━━ SUPPLIED MATERIAL ━━
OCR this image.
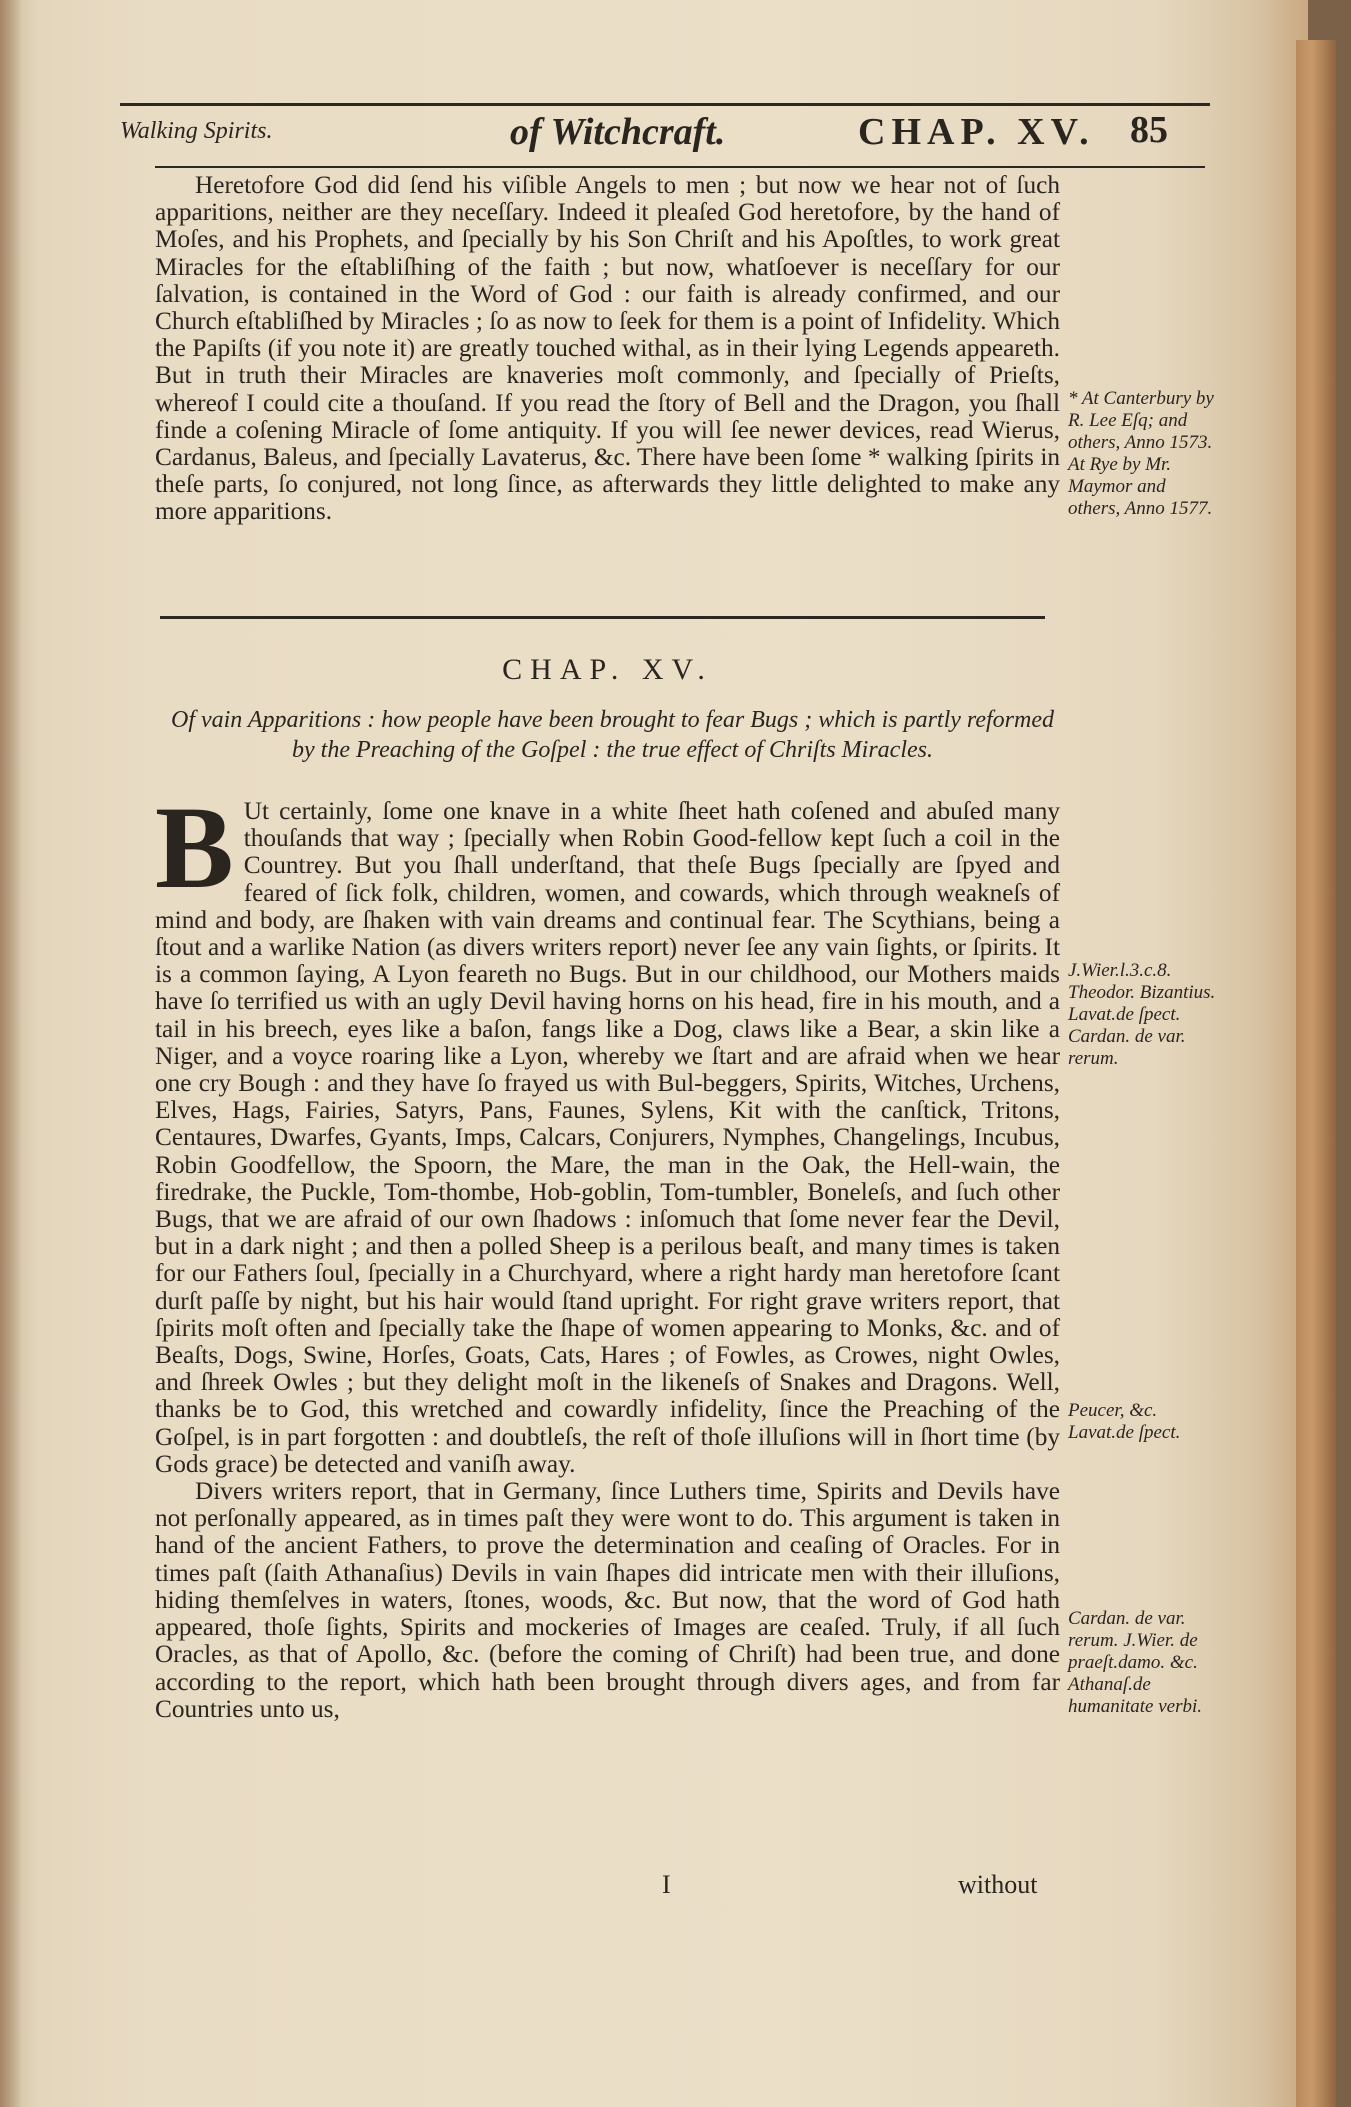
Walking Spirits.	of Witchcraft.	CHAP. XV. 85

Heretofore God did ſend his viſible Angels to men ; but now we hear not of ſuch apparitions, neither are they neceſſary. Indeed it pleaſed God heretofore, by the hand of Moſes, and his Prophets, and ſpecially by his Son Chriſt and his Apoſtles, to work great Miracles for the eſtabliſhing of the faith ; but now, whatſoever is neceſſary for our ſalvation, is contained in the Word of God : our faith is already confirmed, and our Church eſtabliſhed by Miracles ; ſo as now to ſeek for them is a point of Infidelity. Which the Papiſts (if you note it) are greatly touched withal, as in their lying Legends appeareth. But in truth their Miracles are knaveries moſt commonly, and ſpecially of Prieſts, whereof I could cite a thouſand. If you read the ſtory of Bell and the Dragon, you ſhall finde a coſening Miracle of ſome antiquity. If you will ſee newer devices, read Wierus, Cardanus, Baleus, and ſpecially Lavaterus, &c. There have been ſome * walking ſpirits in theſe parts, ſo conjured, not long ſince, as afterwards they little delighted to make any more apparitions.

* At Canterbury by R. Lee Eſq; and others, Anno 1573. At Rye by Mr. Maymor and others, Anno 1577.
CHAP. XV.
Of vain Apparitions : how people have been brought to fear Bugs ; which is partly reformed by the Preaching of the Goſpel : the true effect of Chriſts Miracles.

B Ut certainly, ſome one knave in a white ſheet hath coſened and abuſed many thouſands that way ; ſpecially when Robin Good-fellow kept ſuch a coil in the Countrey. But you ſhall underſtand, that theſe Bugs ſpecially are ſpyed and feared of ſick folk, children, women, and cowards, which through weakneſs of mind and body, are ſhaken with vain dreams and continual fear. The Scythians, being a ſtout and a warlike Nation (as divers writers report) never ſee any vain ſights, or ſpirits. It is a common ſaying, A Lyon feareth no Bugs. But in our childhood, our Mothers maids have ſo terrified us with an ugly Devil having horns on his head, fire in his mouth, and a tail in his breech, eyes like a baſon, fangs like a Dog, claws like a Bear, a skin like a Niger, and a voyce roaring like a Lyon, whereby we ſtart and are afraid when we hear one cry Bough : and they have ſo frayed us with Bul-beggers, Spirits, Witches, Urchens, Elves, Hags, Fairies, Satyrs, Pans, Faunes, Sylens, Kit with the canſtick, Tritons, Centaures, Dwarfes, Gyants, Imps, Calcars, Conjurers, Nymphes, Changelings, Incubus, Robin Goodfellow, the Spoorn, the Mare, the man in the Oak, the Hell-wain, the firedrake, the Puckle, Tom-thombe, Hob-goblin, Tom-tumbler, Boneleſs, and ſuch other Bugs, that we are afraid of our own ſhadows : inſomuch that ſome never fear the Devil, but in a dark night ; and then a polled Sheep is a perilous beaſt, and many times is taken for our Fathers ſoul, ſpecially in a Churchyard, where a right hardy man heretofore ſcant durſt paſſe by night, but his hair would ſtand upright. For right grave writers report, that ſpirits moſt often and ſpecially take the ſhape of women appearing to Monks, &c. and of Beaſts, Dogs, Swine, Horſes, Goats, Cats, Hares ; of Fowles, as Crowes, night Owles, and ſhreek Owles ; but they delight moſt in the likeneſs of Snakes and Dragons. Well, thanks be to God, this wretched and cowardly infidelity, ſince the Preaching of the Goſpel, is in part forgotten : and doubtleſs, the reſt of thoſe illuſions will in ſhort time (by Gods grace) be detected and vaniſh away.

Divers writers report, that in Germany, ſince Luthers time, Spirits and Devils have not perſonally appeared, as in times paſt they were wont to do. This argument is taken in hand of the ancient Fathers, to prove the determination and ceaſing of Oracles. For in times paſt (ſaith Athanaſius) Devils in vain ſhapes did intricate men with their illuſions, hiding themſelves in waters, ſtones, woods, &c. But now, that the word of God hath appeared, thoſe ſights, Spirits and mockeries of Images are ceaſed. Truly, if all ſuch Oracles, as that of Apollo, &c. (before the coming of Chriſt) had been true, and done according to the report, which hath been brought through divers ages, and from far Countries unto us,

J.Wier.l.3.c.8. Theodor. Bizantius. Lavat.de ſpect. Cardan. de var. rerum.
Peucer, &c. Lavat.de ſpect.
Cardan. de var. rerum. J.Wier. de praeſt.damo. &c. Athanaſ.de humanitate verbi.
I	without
━━━
━━ SUPPLIED MATERIAL ━━
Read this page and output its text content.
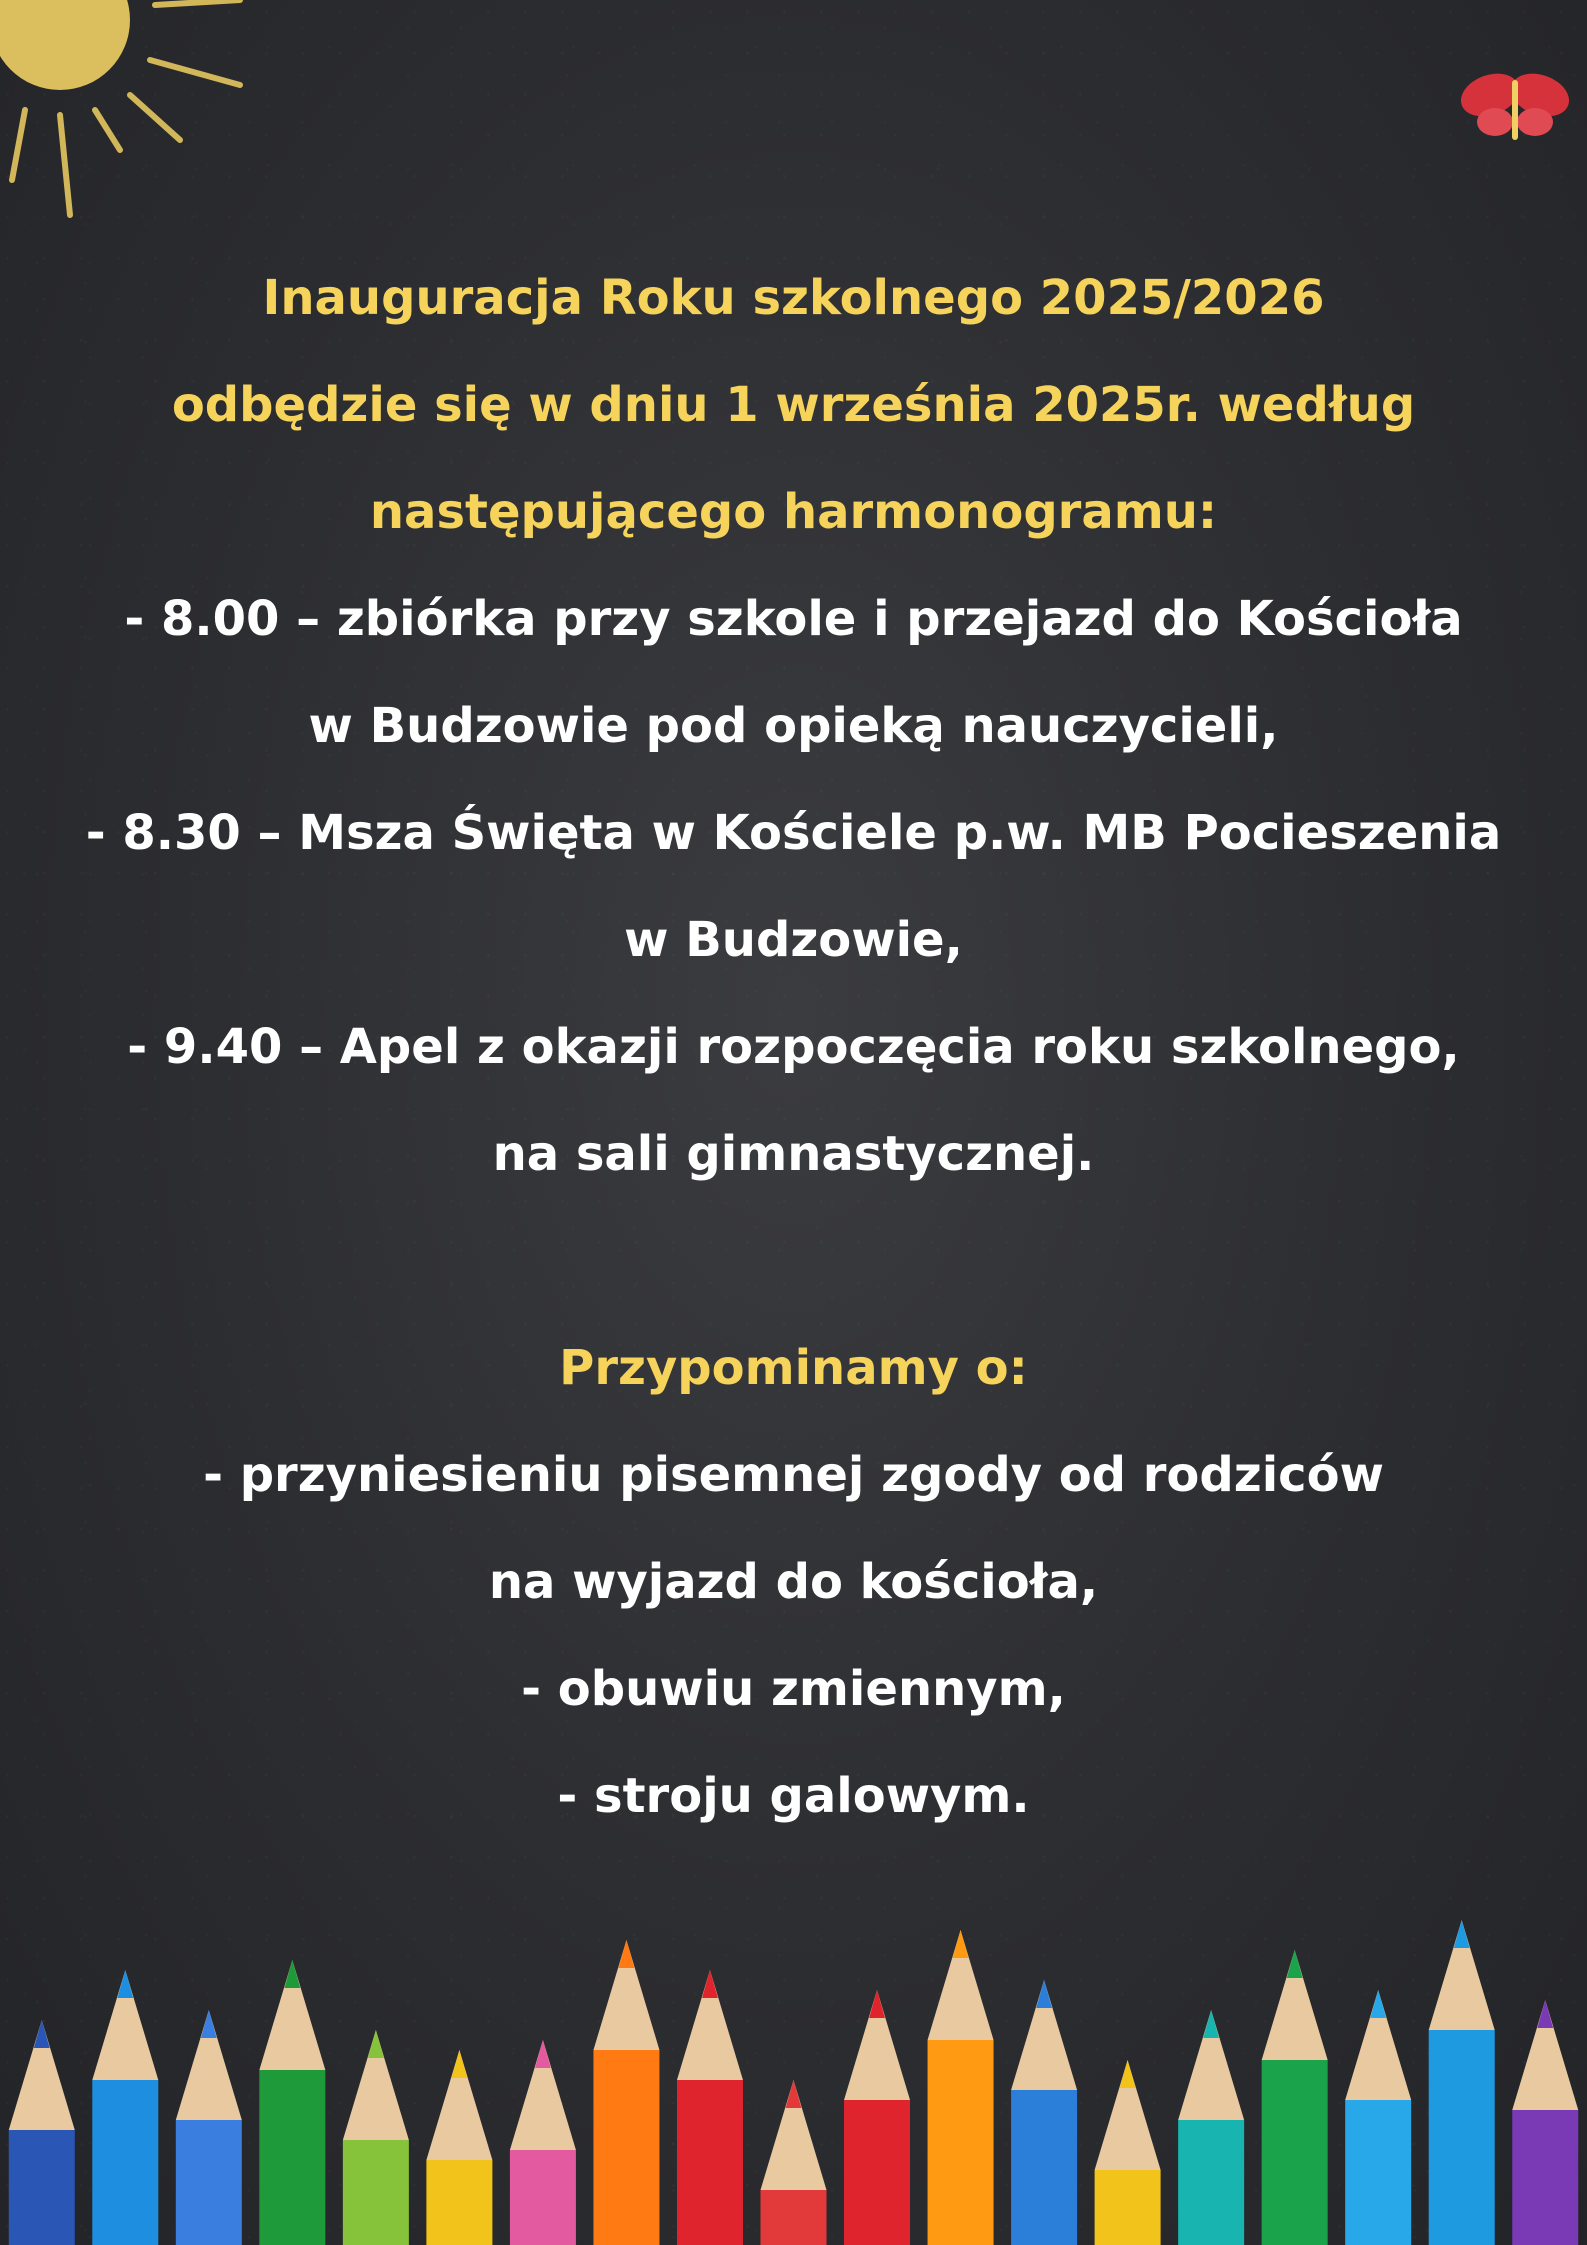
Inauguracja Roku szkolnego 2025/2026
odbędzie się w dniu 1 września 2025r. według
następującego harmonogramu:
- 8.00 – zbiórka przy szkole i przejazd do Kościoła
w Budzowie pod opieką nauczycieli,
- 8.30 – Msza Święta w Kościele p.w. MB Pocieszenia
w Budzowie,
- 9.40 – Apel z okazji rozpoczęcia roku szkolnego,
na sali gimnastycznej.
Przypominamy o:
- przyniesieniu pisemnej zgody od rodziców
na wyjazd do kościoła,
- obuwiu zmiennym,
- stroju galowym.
━━━
**THE TASK**. For the entries above, count the lines that contain the string "ſpect", and state that number without further comment.

**ANSWER TO THIS EXERCISE**. 2